--- start of Records for the task ---

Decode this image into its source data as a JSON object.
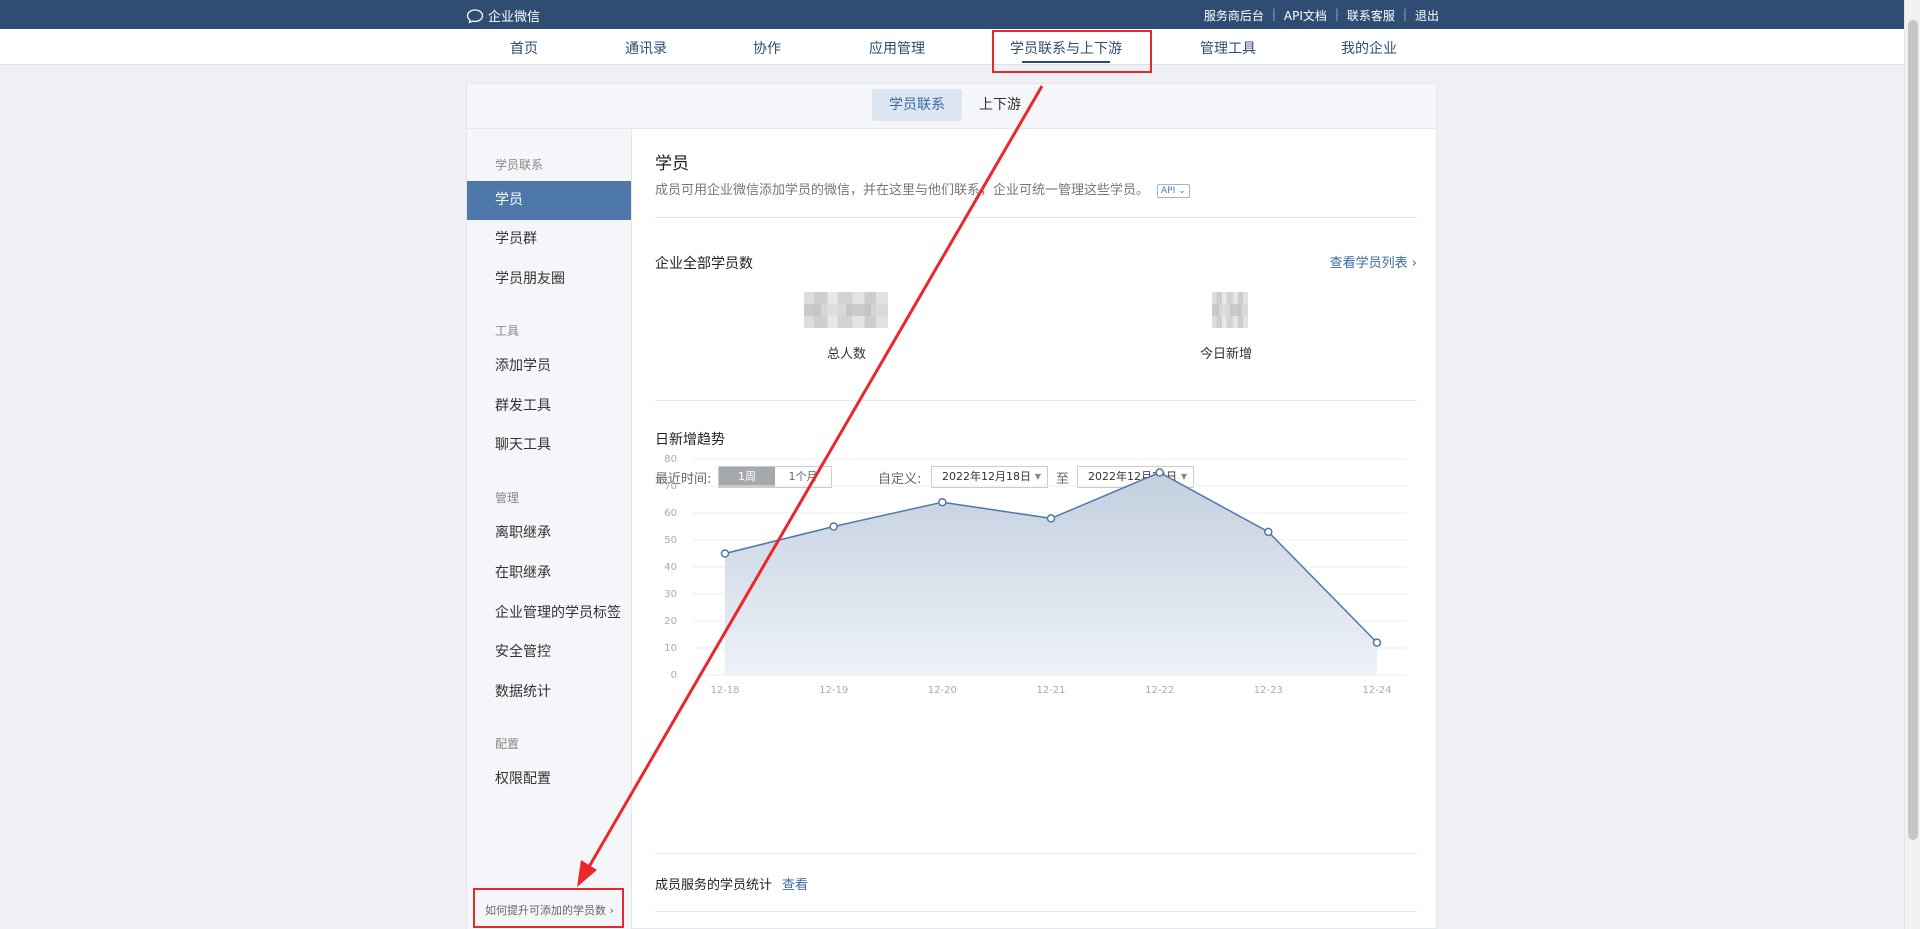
{
  "topbar": {
    "logo_text": "企业微信",
    "links": [
      "服务商后台",
      "API文档",
      "联系客服",
      "退出"
    ]
  },
  "mainnav": {
    "items": [
      "首页",
      "通讯录",
      "协作",
      "应用管理",
      "学员联系与上下游",
      "管理工具",
      "我的企业"
    ],
    "active": "学员联系与上下游"
  },
  "subtabs": [
    "学员联系",
    "上下游"
  ],
  "sidebar": {
    "groups": [
      {
        "label": "学员联系",
        "items": [
          "学员",
          "学员群",
          "学员朋友圈"
        ]
      },
      {
        "label": "工具",
        "items": [
          "添加学员",
          "群发工具",
          "聊天工具"
        ]
      },
      {
        "label": "管理",
        "items": [
          "离职继承",
          "在职继承",
          "企业管理的学员标签",
          "安全管控",
          "数据统计"
        ]
      },
      {
        "label": "配置",
        "items": [
          "权限配置"
        ]
      }
    ],
    "active_item": "学员",
    "footer_link": "如何提升可添加的学员数"
  },
  "content": {
    "title": "学员",
    "description": "成员可用企业微信添加学员的微信，并在这里与他们联系，企业可统一管理这些学员。",
    "api_badge": "API",
    "total_section_title": "企业全部学员数",
    "view_list_link": "查看学员列表 ›",
    "stats": [
      {
        "label": "总人数",
        "value_hidden": true
      },
      {
        "label": "今日新增",
        "value_hidden": true
      }
    ],
    "trend_title": "日新增趋势",
    "filter_label": "最近时间:",
    "range_options": [
      "1周",
      "1个月"
    ],
    "range_selected": "1周",
    "custom_label": "自定义:",
    "date_from": "2022年12月18日",
    "date_to": "2022年12月24日",
    "date_sep": "至",
    "service_stats_title": "成员服务的学员统计",
    "service_stats_link": "查看"
  },
  "chart_data": {
    "type": "area",
    "categories": [
      "12-18",
      "12-19",
      "12-20",
      "12-21",
      "12-22",
      "12-23",
      "12-24"
    ],
    "values": [
      45,
      55,
      64,
      58,
      75,
      53,
      12
    ],
    "ylim": [
      0,
      80
    ],
    "yticks": [
      0,
      10,
      20,
      30,
      40,
      50,
      60,
      70,
      80
    ],
    "grid": true,
    "line_color": "#4f78aa"
  },
  "colors": {
    "topbar": "#2f4d73",
    "sidebar_active": "#4f78aa",
    "annotation": "#e8282b"
  }
}
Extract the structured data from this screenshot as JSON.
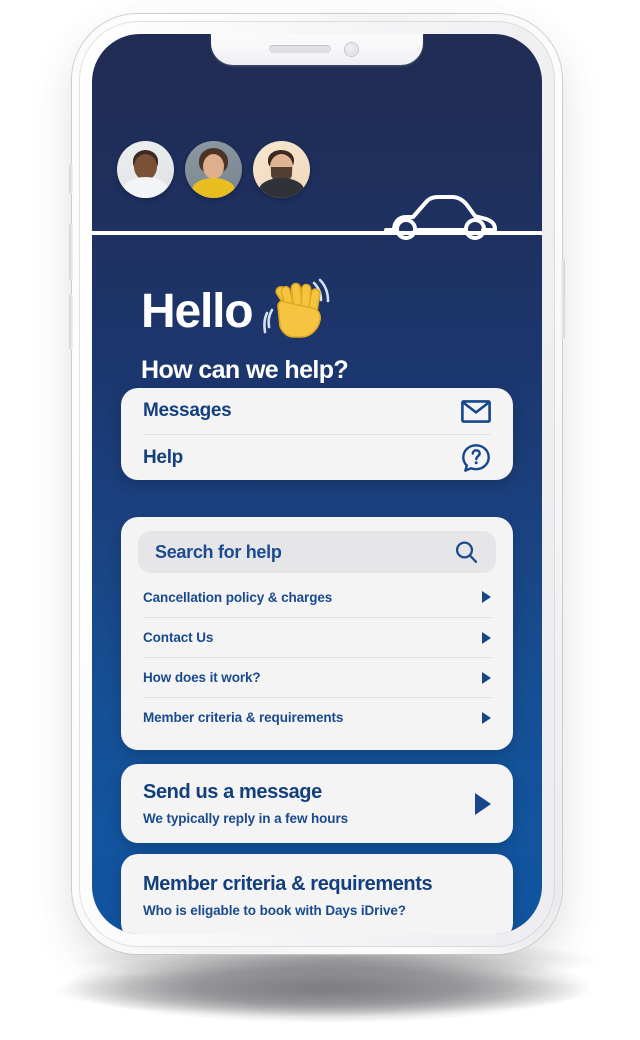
{
  "screen": {
    "greeting": {
      "title": "Hello",
      "emoji": "waving-hand",
      "subtitle": "How can we help?"
    },
    "header": {
      "avatars": [
        "avatar-person-1",
        "avatar-person-2",
        "avatar-person-3"
      ],
      "illustration": "car-outline-icon"
    },
    "quick_links": {
      "items": [
        {
          "label": "Messages",
          "icon": "envelope-icon"
        },
        {
          "label": "Help",
          "icon": "question-bubble-icon"
        }
      ]
    },
    "search": {
      "placeholder": "Search for help",
      "icon": "search-icon"
    },
    "faq": {
      "items": [
        "Cancellation policy & charges",
        "Contact Us",
        "How does it work?",
        "Member criteria & requirements"
      ]
    },
    "send_message_card": {
      "title": "Send us a message",
      "subtitle": "We typically reply in a few hours",
      "icon": "play-arrow-icon"
    },
    "member_card": {
      "title": "Member criteria & requirements",
      "subtitle": "Who is eligable to book with Days iDrive?"
    }
  },
  "colors": {
    "gradient_top": "#202c53",
    "gradient_bottom": "#10549f",
    "card_bg": "#f4f4f5",
    "text_primary": "#14407e",
    "accent": "#17468a",
    "emoji_yellow": "#f5c542"
  }
}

--- end of Records for the task ---

- Instructions to follow: Leave out the pictures and transcribe everything else exactly.

- The output:
Decode this image into its source data as a JSON object.
{
  "topbar": {
    "logo_text": "企业微信",
    "links": [
      "服务商后台",
      "API文档",
      "联系客服",
      "退出"
    ]
  },
  "mainnav": {
    "items": [
      "首页",
      "通讯录",
      "协作",
      "应用管理",
      "学员联系与上下游",
      "管理工具",
      "我的企业"
    ],
    "active": "学员联系与上下游"
  },
  "subtabs": [
    "学员联系",
    "上下游"
  ],
  "sidebar": {
    "groups": [
      {
        "label": "学员联系",
        "items": [
          "学员",
          "学员群",
          "学员朋友圈"
        ]
      },
      {
        "label": "工具",
        "items": [
          "添加学员",
          "群发工具",
          "聊天工具"
        ]
      },
      {
        "label": "管理",
        "items": [
          "离职继承",
          "在职继承",
          "企业管理的学员标签",
          "安全管控",
          "数据统计"
        ]
      },
      {
        "label": "配置",
        "items": [
          "权限配置"
        ]
      }
    ],
    "active_item": "学员",
    "footer_link": "如何提升可添加的学员数"
  },
  "content": {
    "title": "学员",
    "description": "成员可用企业微信添加学员的微信，并在这里与他们联系，企业可统一管理这些学员。",
    "api_badge": "API",
    "total_section_title": "企业全部学员数",
    "view_list_link": "查看学员列表 ›",
    "stats": [
      {
        "label": "总人数",
        "value_hidden": true
      },
      {
        "label": "今日新增",
        "value_hidden": true
      }
    ],
    "trend_title": "日新增趋势",
    "filter_label": "最近时间:",
    "range_options": [
      "1周",
      "1个月"
    ],
    "range_selected": "1周",
    "custom_label": "自定义:",
    "date_from": "2022年12月18日",
    "date_to": "2022年12月24日",
    "date_sep": "至",
    "service_stats_title": "成员服务的学员统计",
    "service_stats_link": "查看"
  },
  "chart_data": {
    "type": "area",
    "categories": [
      "12-18",
      "12-19",
      "12-20",
      "12-21",
      "12-22",
      "12-23",
      "12-24"
    ],
    "values": [
      45,
      55,
      64,
      58,
      75,
      53,
      12
    ],
    "ylim": [
      0,
      80
    ],
    "yticks": [
      0,
      10,
      20,
      30,
      40,
      50,
      60,
      70,
      80
    ],
    "grid": true,
    "line_color": "#4f78aa"
  },
  "colors": {
    "topbar": "#2f4d73",
    "sidebar_active": "#4f78aa",
    "annotation": "#e8282b"
  }
}
Extract the structured data from this screenshot as JSON.
{
  "screen": {
    "greeting": {
      "title": "Hello",
      "emoji": "waving-hand",
      "subtitle": "How can we help?"
    },
    "header": {
      "avatars": [
        "avatar-person-1",
        "avatar-person-2",
        "avatar-person-3"
      ],
      "illustration": "car-outline-icon"
    },
    "quick_links": {
      "items": [
        {
          "label": "Messages",
          "icon": "envelope-icon"
        },
        {
          "label": "Help",
          "icon": "question-bubble-icon"
        }
      ]
    },
    "search": {
      "placeholder": "Search for help",
      "icon": "search-icon"
    },
    "faq": {
      "items": [
        "Cancellation policy & charges",
        "Contact Us",
        "How does it work?",
        "Member criteria & requirements"
      ]
    },
    "send_message_card": {
      "title": "Send us a message",
      "subtitle": "We typically reply in a few hours",
      "icon": "play-arrow-icon"
    },
    "member_card": {
      "title": "Member criteria & requirements",
      "subtitle": "Who is eligable to book with Days iDrive?"
    }
  },
  "colors": {
    "gradient_top": "#202c53",
    "gradient_bottom": "#10549f",
    "card_bg": "#f4f4f5",
    "text_primary": "#14407e",
    "accent": "#17468a",
    "emoji_yellow": "#f5c542"
  }
}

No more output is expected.